Gather each line of the entries below that includes "value".
# START OF Records for the exercise
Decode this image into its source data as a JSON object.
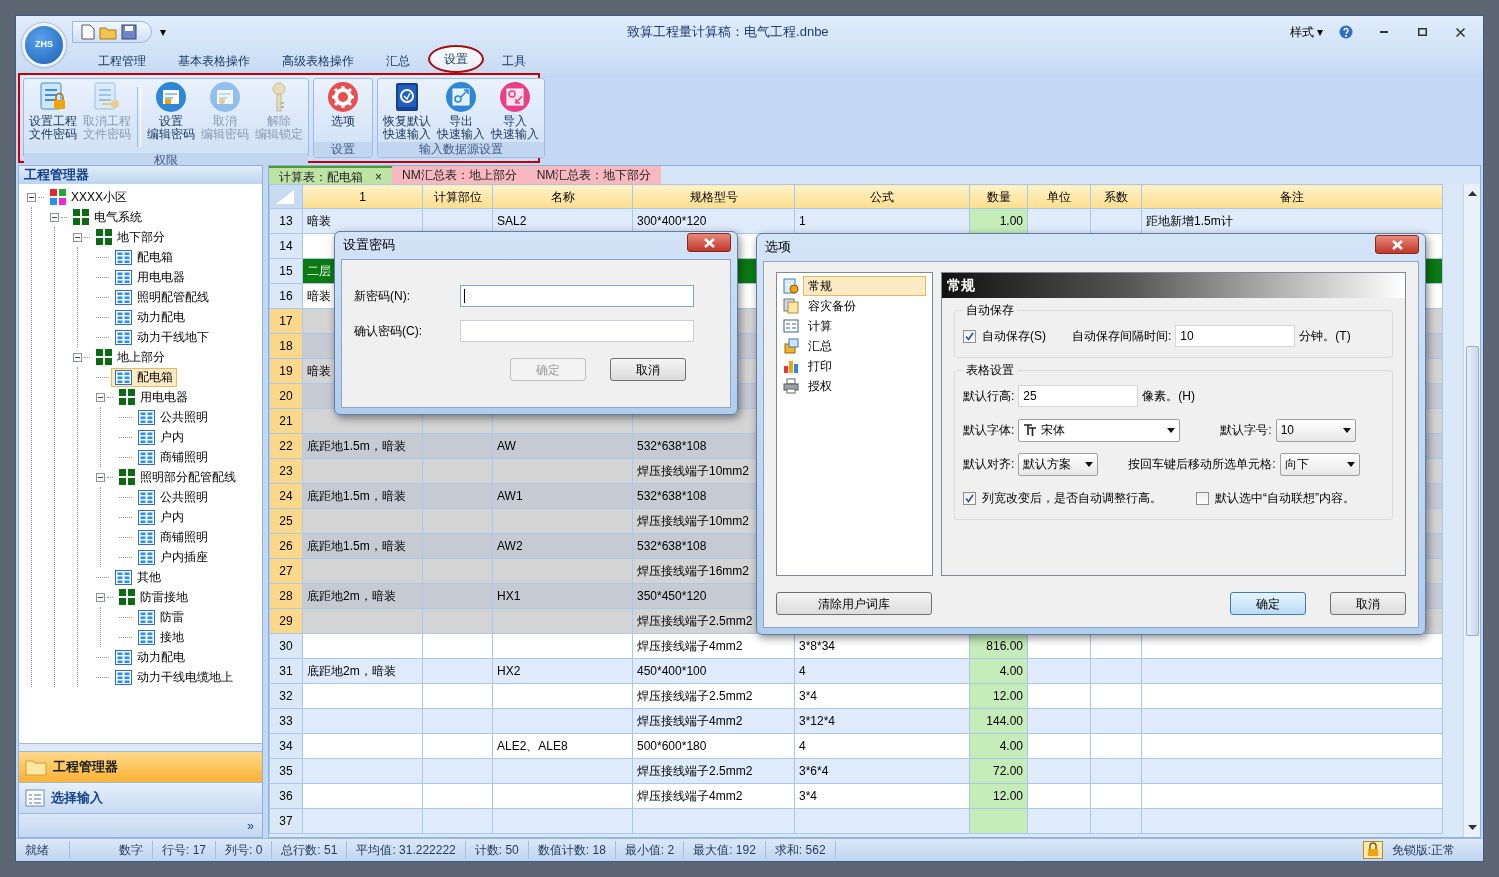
{
  "window": {
    "logo_text": "ZHS",
    "quick_access_more": "▾",
    "title": "致算工程量计算稿：电气工程.dnbe",
    "style_menu": "样式 ▾"
  },
  "ribbon_tabs": [
    {
      "label": "工程管理",
      "selected": false,
      "highlighted": false
    },
    {
      "label": "基本表格操作",
      "selected": false,
      "highlighted": false
    },
    {
      "label": "高级表格操作",
      "selected": false,
      "highlighted": false
    },
    {
      "label": "汇总",
      "selected": false,
      "highlighted": false
    },
    {
      "label": "设置",
      "selected": true,
      "highlighted": true
    },
    {
      "label": "工具",
      "selected": false,
      "highlighted": false
    }
  ],
  "ribbon": {
    "highlighted": true,
    "groups": [
      {
        "label": "权限",
        "buttons": [
          {
            "label": [
              "设置工程",
              "文件密码"
            ],
            "disabled": false
          },
          {
            "label": [
              "取消工程",
              "文件密码"
            ],
            "disabled": true
          },
          {
            "label": [
              "设置",
              "编辑密码"
            ],
            "disabled": false
          },
          {
            "label": [
              "取消",
              "编辑密码"
            ],
            "disabled": true
          },
          {
            "label": [
              "解除",
              "编辑锁定"
            ],
            "disabled": true
          }
        ]
      },
      {
        "label": "设置",
        "buttons": [
          {
            "label": [
              "选项"
            ],
            "disabled": false
          }
        ]
      },
      {
        "label": "输入数据源设置",
        "buttons": [
          {
            "label": [
              "恢复默认",
              "快速输入"
            ],
            "disabled": false
          },
          {
            "label": [
              "导出",
              "快速输入"
            ],
            "disabled": false
          },
          {
            "label": [
              "导入",
              "快速输入"
            ],
            "disabled": false
          }
        ]
      }
    ]
  },
  "sidebar": {
    "title": "工程管理器",
    "tree": [
      {
        "label": "XXXX小区",
        "kind": "project",
        "selected": false,
        "expanded": true,
        "children": [
          {
            "label": "电气系统",
            "kind": "group",
            "selected": false,
            "expanded": true,
            "children": [
              {
                "label": "地下部分",
                "kind": "group",
                "selected": false,
                "expanded": true,
                "children": [
                  {
                    "label": "配电箱",
                    "kind": "sheet",
                    "selected": false
                  },
                  {
                    "label": "用电电器",
                    "kind": "sheet",
                    "selected": false
                  },
                  {
                    "label": "照明配管配线",
                    "kind": "sheet",
                    "selected": false
                  },
                  {
                    "label": "动力配电",
                    "kind": "sheet",
                    "selected": false
                  },
                  {
                    "label": "动力干线地下",
                    "kind": "sheet",
                    "selected": false
                  }
                ]
              },
              {
                "label": "地上部分",
                "kind": "group",
                "selected": false,
                "expanded": true,
                "children": [
                  {
                    "label": "配电箱",
                    "kind": "sheet",
                    "selected": true
                  },
                  {
                    "label": "用电电器",
                    "kind": "group",
                    "selected": false,
                    "expanded": true,
                    "children": [
                      {
                        "label": "公共照明",
                        "kind": "sheet",
                        "selected": false
                      },
                      {
                        "label": "户内",
                        "kind": "sheet",
                        "selected": false
                      },
                      {
                        "label": "商铺照明",
                        "kind": "sheet",
                        "selected": false
                      }
                    ]
                  },
                  {
                    "label": "照明部分配管配线",
                    "kind": "group",
                    "selected": false,
                    "expanded": true,
                    "children": [
                      {
                        "label": "公共照明",
                        "kind": "sheet",
                        "selected": false
                      },
                      {
                        "label": "户内",
                        "kind": "sheet",
                        "selected": false
                      },
                      {
                        "label": "商铺照明",
                        "kind": "sheet",
                        "selected": false
                      },
                      {
                        "label": "户内插座",
                        "kind": "sheet",
                        "selected": false
                      }
                    ]
                  },
                  {
                    "label": "其他",
                    "kind": "sheet",
                    "selected": false
                  },
                  {
                    "label": "防雷接地",
                    "kind": "group",
                    "selected": false,
                    "expanded": true,
                    "children": [
                      {
                        "label": "防雷",
                        "kind": "sheet",
                        "selected": false
                      },
                      {
                        "label": "接地",
                        "kind": "sheet",
                        "selected": false
                      }
                    ]
                  },
                  {
                    "label": "动力配电",
                    "kind": "sheet",
                    "selected": false
                  },
                  {
                    "label": "动力干线电缆地上",
                    "kind": "sheet",
                    "selected": false
                  }
                ]
              }
            ]
          }
        ]
      }
    ],
    "nav": [
      {
        "label": "工程管理器",
        "selected": true
      },
      {
        "label": "选择输入",
        "selected": false
      }
    ],
    "more": "»"
  },
  "sheet_tabs": [
    {
      "label": "计算表：配电箱",
      "color": "#bfe3a5",
      "selected": true,
      "close": "×"
    },
    {
      "label": "NM汇总表：地上部分",
      "color": "#f7b8c0",
      "selected": false
    },
    {
      "label": "NM汇总表：地下部分",
      "color": "#f7b8c0",
      "selected": false
    }
  ],
  "grid": {
    "columns": [
      "1",
      "计算部位",
      "名称",
      "规格型号",
      "公式",
      "数量",
      "单位",
      "系数",
      "备注"
    ],
    "rows": [
      {
        "number": "13",
        "kind": "plain",
        "selected": false,
        "cells": [
          "暗装",
          null,
          "SAL2",
          "300*400*120",
          "1",
          "1.00",
          null,
          null,
          "距地新增1.5m计"
        ]
      },
      {
        "number": "14",
        "kind": "plain",
        "selected": false,
        "cells": [
          null,
          null,
          null,
          null,
          null,
          null,
          null,
          null,
          null
        ]
      },
      {
        "number": "15",
        "kind": "group",
        "selected": false,
        "cells": [
          "二层",
          null,
          null,
          null,
          null,
          null,
          null,
          null,
          null
        ]
      },
      {
        "number": "16",
        "kind": "plain",
        "selected": false,
        "cells": [
          "暗装",
          null,
          null,
          null,
          null,
          null,
          null,
          null,
          null
        ]
      },
      {
        "number": "17",
        "kind": "plain",
        "selected": true,
        "cells": [
          null,
          null,
          null,
          null,
          null,
          null,
          null,
          null,
          null
        ]
      },
      {
        "number": "18",
        "kind": "plain",
        "selected": true,
        "cells": [
          null,
          null,
          null,
          null,
          null,
          null,
          null,
          null,
          null
        ]
      },
      {
        "number": "19",
        "kind": "plain",
        "selected": true,
        "cells": [
          "暗装",
          null,
          null,
          null,
          null,
          null,
          null,
          null,
          null
        ]
      },
      {
        "number": "20",
        "kind": "plain",
        "selected": true,
        "cells": [
          null,
          null,
          null,
          null,
          null,
          null,
          null,
          null,
          null
        ]
      },
      {
        "number": "21",
        "kind": "plain",
        "selected": true,
        "cells": [
          null,
          null,
          null,
          null,
          null,
          null,
          null,
          null,
          null
        ]
      },
      {
        "number": "22",
        "kind": "plain",
        "selected": true,
        "cells": [
          "底距地1.5m，暗装",
          null,
          "AW",
          "532*638*108",
          null,
          null,
          null,
          null,
          null
        ]
      },
      {
        "number": "23",
        "kind": "plain",
        "selected": true,
        "cells": [
          null,
          null,
          null,
          "焊压接线端子10mm2",
          null,
          null,
          null,
          null,
          null
        ]
      },
      {
        "number": "24",
        "kind": "plain",
        "selected": true,
        "cells": [
          "底距地1.5m，暗装",
          null,
          "AW1",
          "532*638*108",
          null,
          null,
          null,
          null,
          null
        ]
      },
      {
        "number": "25",
        "kind": "plain",
        "selected": true,
        "cells": [
          null,
          null,
          null,
          "焊压接线端子10mm2",
          null,
          null,
          null,
          null,
          null
        ]
      },
      {
        "number": "26",
        "kind": "plain",
        "selected": true,
        "cells": [
          "底距地1.5m，暗装",
          null,
          "AW2",
          "532*638*108",
          null,
          null,
          null,
          null,
          null
        ]
      },
      {
        "number": "27",
        "kind": "plain",
        "selected": true,
        "cells": [
          null,
          null,
          null,
          "焊压接线端子16mm2",
          null,
          null,
          null,
          null,
          null
        ]
      },
      {
        "number": "28",
        "kind": "plain",
        "selected": true,
        "cells": [
          "底距地2m，暗装",
          null,
          "HX1",
          "350*450*120",
          null,
          null,
          null,
          null,
          null
        ]
      },
      {
        "number": "29",
        "kind": "plain",
        "selected": true,
        "cells": [
          null,
          null,
          null,
          "焊压接线端子2.5mm2",
          null,
          null,
          null,
          null,
          null
        ]
      },
      {
        "number": "30",
        "kind": "plain",
        "selected": false,
        "cells": [
          null,
          null,
          null,
          "焊压接线端子4mm2",
          "3*8*34",
          "816.00",
          null,
          null,
          null
        ]
      },
      {
        "number": "31",
        "kind": "plain",
        "selected": false,
        "cells": [
          "底距地2m，暗装",
          null,
          "HX2",
          "450*400*100",
          "4",
          "4.00",
          null,
          null,
          null
        ]
      },
      {
        "number": "32",
        "kind": "plain",
        "selected": false,
        "cells": [
          null,
          null,
          null,
          "焊压接线端子2.5mm2",
          "3*4",
          "12.00",
          null,
          null,
          null
        ]
      },
      {
        "number": "33",
        "kind": "plain",
        "selected": false,
        "cells": [
          null,
          null,
          null,
          "焊压接线端子4mm2",
          "3*12*4",
          "144.00",
          null,
          null,
          null
        ]
      },
      {
        "number": "34",
        "kind": "plain",
        "selected": false,
        "cells": [
          null,
          null,
          "ALE2、ALE8",
          "500*600*180",
          "4",
          "4.00",
          null,
          null,
          null
        ]
      },
      {
        "number": "35",
        "kind": "plain",
        "selected": false,
        "cells": [
          null,
          null,
          null,
          "焊压接线端子2.5mm2",
          "3*6*4",
          "72.00",
          null,
          null,
          null
        ]
      },
      {
        "number": "36",
        "kind": "plain",
        "selected": false,
        "cells": [
          null,
          null,
          null,
          "焊压接线端子4mm2",
          "3*4",
          "12.00",
          null,
          null,
          null
        ]
      },
      {
        "number": "37",
        "kind": "plain",
        "selected": false,
        "cells": [
          null,
          null,
          null,
          null,
          null,
          null,
          null,
          null,
          null
        ]
      }
    ]
  },
  "status_bar": {
    "items": [
      "就绪",
      "数字",
      "行号: 17",
      "列号: 0",
      "总行数: 51",
      "平均值: 31.222222",
      "计数: 50",
      "数值计数: 18",
      "最小值: 2",
      "最大值: 192",
      "求和: 562"
    ],
    "license": "免锁版:正常"
  },
  "password_dialog": {
    "title": "设置密码",
    "fields": [
      {
        "label": "新密码(N):",
        "focused": true
      },
      {
        "label": "确认密码(C):",
        "focused": false
      }
    ],
    "buttons": [
      {
        "label": "确定",
        "disabled": true
      },
      {
        "label": "取消",
        "disabled": false
      }
    ]
  },
  "options_dialog": {
    "title": "选项",
    "categories": [
      {
        "label": "常规",
        "selected": true
      },
      {
        "label": "容灾备份",
        "selected": false
      },
      {
        "label": "计算",
        "selected": false
      },
      {
        "label": "汇总",
        "selected": false
      },
      {
        "label": "打印",
        "selected": false
      },
      {
        "label": "授权",
        "selected": false
      }
    ],
    "panel_title": "常规",
    "groups": [
      {
        "title": "自动保存",
        "rows": [
          {
            "items": [
              {
                "kind": "checkbox",
                "label": "自动保存(S)",
                "checked": true
              },
              {
                "kind": "label",
                "text": "自动保存间隔时间:"
              },
              {
                "kind": "input",
                "value": "10"
              },
              {
                "kind": "label",
                "text": "分钟。(T)"
              }
            ]
          }
        ]
      },
      {
        "title": "表格设置",
        "rows": [
          {
            "items": [
              {
                "kind": "label",
                "text": "默认行高:"
              },
              {
                "kind": "input",
                "value": "25"
              },
              {
                "kind": "label",
                "text": "像素。(H)"
              }
            ]
          },
          {
            "items": [
              {
                "kind": "label",
                "text": "默认字体:"
              },
              {
                "kind": "font_select",
                "value": "宋体"
              },
              {
                "kind": "label",
                "text": "默认字号:"
              },
              {
                "kind": "select",
                "value": "10"
              }
            ]
          },
          {
            "items": [
              {
                "kind": "label",
                "text": "默认对齐:"
              },
              {
                "kind": "select",
                "value": "默认方案"
              },
              {
                "kind": "label",
                "text": "按回车键后移动所选单元格:"
              },
              {
                "kind": "select",
                "value": "向下"
              }
            ]
          },
          {
            "items": [
              {
                "kind": "checkbox",
                "label": "列宽改变后，是否自动调整行高。",
                "checked": true
              },
              {
                "kind": "checkbox",
                "label": "默认选中“自动联想”内容。",
                "checked": false
              }
            ]
          }
        ]
      }
    ],
    "buttons": [
      {
        "label": "清除用户词库",
        "default": false
      },
      {
        "label": "确定",
        "default": true
      },
      {
        "label": "取消",
        "default": false
      }
    ]
  }
}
# END OF Records for the exercise
== Exercise response ==
                "value": "10"
                "value": "25"
                "value": "宋体"
                "value": "10"
                "value": "默认方案"
                "value": "向下"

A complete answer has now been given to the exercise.